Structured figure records
begin

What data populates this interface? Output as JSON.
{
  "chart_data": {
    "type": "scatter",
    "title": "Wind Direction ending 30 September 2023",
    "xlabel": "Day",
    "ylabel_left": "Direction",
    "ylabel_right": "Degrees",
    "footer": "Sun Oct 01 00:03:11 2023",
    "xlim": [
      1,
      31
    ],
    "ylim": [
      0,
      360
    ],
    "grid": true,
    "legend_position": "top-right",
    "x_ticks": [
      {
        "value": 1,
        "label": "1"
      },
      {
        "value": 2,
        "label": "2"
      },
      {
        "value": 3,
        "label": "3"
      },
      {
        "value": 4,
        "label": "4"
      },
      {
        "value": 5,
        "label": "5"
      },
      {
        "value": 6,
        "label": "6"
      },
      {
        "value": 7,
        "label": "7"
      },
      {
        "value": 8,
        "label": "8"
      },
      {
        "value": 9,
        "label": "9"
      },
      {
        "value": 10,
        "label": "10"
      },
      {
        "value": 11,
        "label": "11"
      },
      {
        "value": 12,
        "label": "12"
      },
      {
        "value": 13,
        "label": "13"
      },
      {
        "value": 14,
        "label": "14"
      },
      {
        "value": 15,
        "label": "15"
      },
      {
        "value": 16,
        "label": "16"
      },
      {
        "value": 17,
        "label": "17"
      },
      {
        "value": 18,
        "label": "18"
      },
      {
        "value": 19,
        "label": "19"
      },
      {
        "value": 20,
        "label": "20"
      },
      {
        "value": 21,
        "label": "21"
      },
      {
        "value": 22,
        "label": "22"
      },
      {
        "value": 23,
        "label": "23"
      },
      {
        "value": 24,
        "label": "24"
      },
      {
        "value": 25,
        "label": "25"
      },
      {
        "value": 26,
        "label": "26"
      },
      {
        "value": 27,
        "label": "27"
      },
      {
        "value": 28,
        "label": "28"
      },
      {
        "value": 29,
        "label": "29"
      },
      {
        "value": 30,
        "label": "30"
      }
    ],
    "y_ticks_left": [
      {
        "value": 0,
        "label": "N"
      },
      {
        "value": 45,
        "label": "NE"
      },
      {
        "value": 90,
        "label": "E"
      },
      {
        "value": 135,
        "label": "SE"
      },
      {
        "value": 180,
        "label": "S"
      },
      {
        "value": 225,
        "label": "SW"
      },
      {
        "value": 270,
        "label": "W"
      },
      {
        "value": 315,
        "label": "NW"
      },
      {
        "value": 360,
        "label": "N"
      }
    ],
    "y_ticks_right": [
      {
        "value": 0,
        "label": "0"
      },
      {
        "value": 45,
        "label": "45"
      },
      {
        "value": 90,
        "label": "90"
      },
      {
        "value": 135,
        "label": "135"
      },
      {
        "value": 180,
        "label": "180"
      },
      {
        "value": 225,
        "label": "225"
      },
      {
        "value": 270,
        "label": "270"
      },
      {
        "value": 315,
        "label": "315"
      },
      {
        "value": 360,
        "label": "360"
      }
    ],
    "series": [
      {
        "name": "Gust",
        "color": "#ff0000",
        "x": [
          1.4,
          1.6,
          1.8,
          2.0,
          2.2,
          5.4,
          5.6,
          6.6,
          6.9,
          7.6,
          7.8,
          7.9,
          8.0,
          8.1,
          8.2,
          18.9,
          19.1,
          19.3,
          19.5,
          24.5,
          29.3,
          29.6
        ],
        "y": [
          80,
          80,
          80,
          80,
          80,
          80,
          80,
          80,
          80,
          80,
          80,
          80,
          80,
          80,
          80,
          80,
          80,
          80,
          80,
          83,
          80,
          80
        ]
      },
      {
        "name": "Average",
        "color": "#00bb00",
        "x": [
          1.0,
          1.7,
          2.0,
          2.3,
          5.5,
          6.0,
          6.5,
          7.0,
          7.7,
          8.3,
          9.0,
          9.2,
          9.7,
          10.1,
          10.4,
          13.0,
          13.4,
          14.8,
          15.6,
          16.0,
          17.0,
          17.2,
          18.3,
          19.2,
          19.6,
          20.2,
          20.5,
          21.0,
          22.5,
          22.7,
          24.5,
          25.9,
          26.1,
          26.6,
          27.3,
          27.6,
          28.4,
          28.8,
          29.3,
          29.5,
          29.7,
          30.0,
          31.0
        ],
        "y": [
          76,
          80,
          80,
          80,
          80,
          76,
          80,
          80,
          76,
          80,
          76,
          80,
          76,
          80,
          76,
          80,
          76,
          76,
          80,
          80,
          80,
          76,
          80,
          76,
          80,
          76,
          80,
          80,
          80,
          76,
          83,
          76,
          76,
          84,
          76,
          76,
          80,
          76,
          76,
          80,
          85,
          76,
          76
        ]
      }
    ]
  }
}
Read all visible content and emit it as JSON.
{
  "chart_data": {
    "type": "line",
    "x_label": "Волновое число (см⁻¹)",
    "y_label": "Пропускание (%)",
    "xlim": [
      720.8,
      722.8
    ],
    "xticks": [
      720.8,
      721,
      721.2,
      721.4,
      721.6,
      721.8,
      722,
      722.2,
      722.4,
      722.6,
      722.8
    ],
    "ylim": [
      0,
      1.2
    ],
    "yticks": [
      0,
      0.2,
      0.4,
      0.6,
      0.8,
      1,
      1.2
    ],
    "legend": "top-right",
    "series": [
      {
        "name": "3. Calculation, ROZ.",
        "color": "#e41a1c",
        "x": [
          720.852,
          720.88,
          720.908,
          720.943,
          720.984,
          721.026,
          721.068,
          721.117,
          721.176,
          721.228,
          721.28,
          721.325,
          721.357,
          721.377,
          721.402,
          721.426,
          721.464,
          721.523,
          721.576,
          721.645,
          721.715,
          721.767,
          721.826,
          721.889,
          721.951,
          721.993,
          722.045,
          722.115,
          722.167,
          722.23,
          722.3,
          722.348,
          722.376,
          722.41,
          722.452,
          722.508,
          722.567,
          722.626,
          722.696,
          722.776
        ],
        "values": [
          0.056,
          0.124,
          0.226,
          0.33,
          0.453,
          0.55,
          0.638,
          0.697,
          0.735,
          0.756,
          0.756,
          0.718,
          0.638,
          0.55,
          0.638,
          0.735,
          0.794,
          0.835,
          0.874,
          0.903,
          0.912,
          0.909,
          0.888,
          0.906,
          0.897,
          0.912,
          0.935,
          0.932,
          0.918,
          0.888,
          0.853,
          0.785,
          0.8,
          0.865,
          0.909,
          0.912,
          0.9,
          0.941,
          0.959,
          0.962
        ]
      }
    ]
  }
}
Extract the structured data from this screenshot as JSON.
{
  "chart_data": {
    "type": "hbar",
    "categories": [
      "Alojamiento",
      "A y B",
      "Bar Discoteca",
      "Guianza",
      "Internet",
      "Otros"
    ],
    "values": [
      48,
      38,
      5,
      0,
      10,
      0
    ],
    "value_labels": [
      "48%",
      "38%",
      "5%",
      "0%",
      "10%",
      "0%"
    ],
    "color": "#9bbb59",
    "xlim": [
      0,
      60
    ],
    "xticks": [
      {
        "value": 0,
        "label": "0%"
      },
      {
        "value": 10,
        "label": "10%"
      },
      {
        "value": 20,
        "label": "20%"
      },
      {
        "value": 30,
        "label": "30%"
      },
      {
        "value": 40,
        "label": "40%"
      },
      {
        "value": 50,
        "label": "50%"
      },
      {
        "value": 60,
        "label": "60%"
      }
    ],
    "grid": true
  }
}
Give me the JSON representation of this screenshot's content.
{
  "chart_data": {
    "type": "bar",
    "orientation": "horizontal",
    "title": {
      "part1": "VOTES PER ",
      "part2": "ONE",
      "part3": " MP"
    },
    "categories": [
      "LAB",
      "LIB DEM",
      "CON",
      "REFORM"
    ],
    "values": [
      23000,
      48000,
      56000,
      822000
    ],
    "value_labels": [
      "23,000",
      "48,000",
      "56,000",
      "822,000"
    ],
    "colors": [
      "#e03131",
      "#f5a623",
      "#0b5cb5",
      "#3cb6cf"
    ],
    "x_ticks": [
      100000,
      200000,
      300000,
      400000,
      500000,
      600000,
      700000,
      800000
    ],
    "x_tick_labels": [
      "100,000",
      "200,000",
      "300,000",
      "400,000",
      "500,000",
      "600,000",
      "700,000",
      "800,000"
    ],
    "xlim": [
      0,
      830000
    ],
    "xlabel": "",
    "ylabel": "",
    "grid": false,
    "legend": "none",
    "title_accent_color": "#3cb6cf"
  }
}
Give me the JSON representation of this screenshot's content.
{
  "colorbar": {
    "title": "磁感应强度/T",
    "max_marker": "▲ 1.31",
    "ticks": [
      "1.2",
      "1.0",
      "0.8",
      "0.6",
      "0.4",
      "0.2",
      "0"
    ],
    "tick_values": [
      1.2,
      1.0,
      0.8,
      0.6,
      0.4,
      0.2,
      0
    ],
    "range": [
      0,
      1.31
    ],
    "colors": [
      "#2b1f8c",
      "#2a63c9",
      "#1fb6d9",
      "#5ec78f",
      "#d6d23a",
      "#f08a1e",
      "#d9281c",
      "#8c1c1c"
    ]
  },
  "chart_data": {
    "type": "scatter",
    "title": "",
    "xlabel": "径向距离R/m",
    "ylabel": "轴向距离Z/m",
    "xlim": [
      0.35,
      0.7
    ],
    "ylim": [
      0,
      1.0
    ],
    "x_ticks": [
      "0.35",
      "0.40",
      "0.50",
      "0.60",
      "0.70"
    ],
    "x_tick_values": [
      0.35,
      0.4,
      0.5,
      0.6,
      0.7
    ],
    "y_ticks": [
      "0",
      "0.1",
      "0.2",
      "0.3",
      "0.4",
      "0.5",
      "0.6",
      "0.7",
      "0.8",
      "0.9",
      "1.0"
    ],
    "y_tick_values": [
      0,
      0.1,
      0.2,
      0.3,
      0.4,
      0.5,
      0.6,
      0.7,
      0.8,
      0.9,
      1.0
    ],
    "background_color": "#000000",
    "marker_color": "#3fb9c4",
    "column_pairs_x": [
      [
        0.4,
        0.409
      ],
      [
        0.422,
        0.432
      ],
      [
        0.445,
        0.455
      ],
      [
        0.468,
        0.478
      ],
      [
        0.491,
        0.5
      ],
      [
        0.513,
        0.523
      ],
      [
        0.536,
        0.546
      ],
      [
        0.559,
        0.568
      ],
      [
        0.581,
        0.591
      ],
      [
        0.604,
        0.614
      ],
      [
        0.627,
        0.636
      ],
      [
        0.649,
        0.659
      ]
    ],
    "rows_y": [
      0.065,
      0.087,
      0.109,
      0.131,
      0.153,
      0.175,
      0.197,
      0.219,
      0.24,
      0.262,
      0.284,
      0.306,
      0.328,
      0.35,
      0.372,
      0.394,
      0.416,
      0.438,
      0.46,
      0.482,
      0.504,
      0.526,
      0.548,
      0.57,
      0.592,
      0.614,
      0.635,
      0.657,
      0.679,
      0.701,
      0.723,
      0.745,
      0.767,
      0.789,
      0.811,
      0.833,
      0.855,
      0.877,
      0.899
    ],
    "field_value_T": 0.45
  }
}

end

Aim of the task
Scan the material line by line and report each one that contains "name".

Output below
        "name": "Gust",
        "name": "Average",
        "name": "3. Calculation, ROZ.",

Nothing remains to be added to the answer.